**Written instruction:** Lines containing the word "that" are the ones to copy from the records below.

**Data for the task:**

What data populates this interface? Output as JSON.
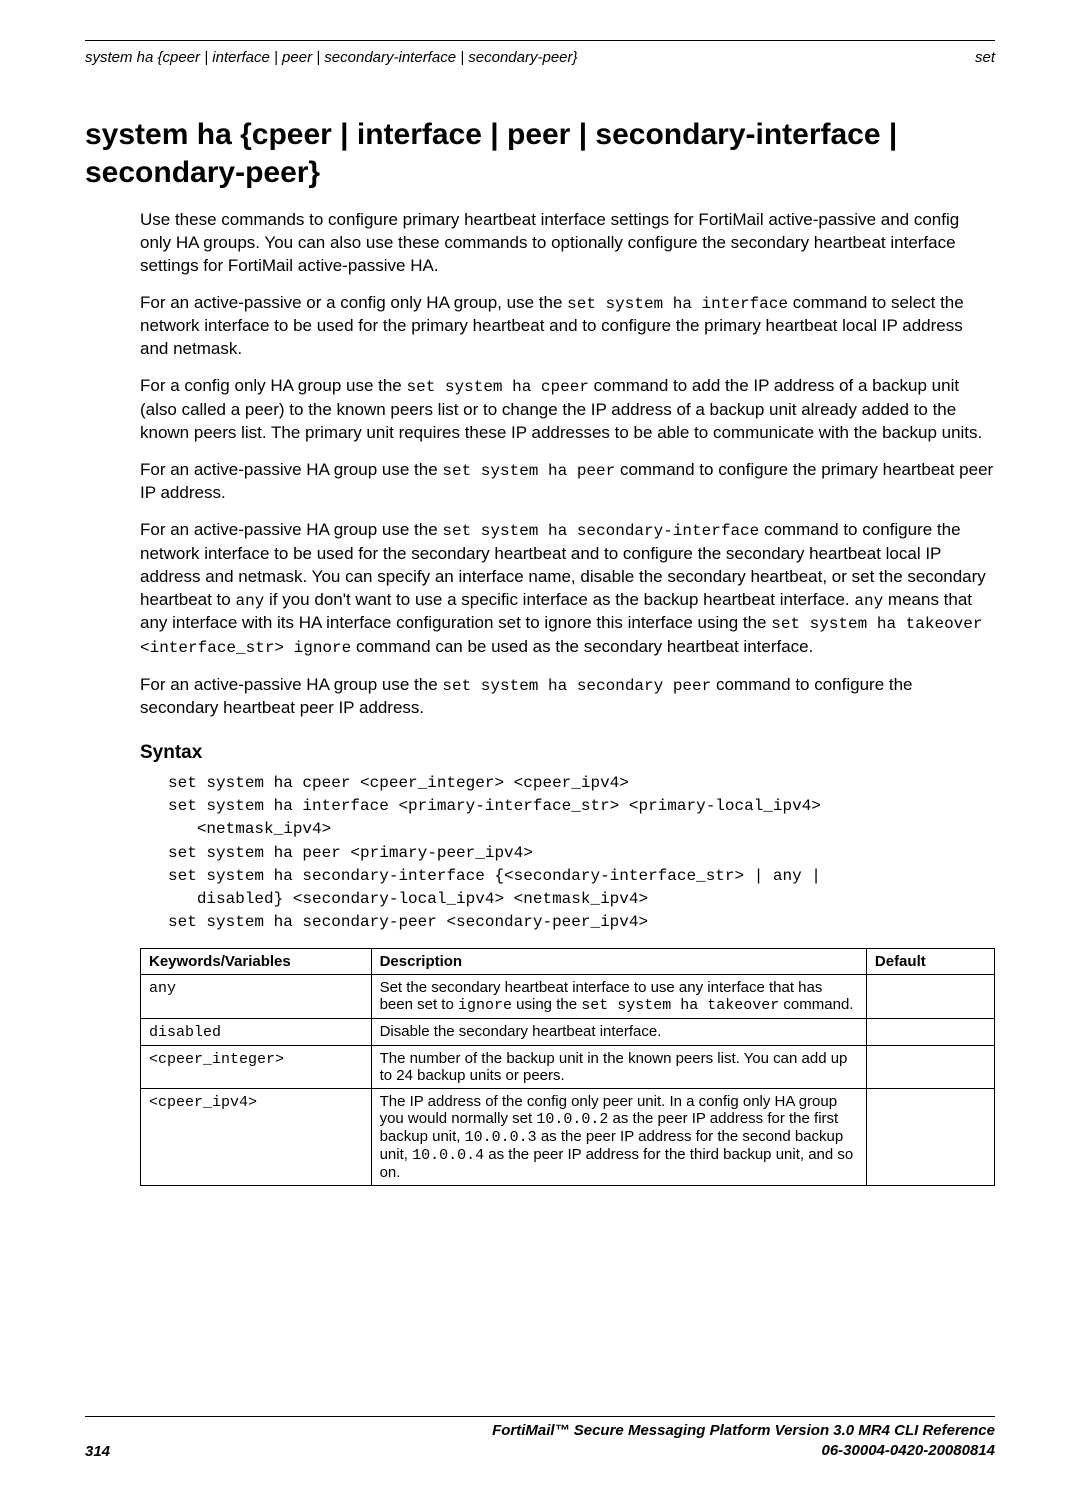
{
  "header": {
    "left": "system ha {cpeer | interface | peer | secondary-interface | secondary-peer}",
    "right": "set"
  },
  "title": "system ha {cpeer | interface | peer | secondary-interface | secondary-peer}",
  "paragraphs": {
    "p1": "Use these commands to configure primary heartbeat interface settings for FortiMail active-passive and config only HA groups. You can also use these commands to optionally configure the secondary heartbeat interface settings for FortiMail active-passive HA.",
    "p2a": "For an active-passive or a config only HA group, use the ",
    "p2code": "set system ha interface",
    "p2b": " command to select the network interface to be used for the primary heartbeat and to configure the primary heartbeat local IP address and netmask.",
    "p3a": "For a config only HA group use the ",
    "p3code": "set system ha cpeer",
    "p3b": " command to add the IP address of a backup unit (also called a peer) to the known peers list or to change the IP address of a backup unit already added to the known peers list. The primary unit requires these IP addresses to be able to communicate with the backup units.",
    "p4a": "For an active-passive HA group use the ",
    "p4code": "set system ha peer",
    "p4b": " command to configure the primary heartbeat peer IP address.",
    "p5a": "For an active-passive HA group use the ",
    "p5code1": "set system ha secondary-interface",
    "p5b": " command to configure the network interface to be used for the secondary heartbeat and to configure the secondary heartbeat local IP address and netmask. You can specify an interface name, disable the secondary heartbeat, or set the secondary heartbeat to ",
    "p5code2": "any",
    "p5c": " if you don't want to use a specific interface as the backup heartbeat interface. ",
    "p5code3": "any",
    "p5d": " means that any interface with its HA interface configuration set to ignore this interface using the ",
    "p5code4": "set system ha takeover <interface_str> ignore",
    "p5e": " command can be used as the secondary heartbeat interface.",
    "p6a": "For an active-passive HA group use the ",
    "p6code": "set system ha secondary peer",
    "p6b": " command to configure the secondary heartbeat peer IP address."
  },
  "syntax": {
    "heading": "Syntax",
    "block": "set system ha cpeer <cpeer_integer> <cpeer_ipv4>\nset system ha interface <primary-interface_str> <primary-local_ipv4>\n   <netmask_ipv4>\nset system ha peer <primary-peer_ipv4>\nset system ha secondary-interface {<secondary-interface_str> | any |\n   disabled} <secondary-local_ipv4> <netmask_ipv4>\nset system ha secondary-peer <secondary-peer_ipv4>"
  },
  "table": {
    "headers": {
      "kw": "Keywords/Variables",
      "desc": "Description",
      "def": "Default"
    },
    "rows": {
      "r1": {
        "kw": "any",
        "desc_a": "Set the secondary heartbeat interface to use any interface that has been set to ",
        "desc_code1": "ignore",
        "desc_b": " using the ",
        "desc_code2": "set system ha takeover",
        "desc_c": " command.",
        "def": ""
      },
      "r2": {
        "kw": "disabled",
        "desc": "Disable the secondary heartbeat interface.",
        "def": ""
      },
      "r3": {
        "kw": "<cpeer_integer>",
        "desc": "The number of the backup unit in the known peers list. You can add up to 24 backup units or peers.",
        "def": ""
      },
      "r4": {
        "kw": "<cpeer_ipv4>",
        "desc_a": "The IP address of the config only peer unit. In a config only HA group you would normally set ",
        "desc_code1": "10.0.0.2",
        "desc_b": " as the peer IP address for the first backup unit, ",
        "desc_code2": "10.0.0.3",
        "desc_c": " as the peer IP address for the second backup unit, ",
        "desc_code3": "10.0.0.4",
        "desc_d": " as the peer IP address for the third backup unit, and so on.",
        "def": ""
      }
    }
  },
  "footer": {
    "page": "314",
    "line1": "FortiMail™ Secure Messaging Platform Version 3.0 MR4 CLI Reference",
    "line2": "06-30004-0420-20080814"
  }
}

**Answer to this task:**
    "p5d": " means that any interface with its HA interface configuration set to ignore this interface using the ",
        "desc_a": "Set the secondary heartbeat interface to use any interface that has been set to ",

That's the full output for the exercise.